SUPPLIED MATERIAL =>
▶

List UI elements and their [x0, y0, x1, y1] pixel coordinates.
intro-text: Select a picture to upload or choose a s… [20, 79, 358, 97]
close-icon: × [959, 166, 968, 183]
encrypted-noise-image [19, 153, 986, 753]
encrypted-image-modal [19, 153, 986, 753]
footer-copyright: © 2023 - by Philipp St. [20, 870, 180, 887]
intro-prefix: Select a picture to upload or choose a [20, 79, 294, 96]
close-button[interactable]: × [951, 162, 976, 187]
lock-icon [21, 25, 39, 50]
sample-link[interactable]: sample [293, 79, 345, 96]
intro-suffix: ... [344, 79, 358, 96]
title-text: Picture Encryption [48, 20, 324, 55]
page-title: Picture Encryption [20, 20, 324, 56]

◀

AIM =>
Output the lines above verbatim, with nothing changed.

OUTPUT FOR THIS EXERCISE =>
List UI elements and their [x0, y0, x1, y1] pixel coordinates.
intro-text: Select a picture to upload or choose a s… [20, 79, 358, 97]
close-icon: × [959, 166, 968, 183]
encrypted-noise-image [19, 153, 986, 753]
encrypted-image-modal [19, 153, 986, 753]
footer-copyright: © 2023 - by Philipp St. [20, 870, 180, 887]
intro-prefix: Select a picture to upload or choose a [20, 79, 294, 96]
close-button[interactable]: × [951, 162, 976, 187]
lock-icon [21, 25, 39, 50]
sample-link[interactable]: sample [293, 79, 345, 96]
intro-suffix: ... [344, 79, 358, 96]
title-text: Picture Encryption [48, 20, 324, 55]
page-title: Picture Encryption [20, 20, 324, 56]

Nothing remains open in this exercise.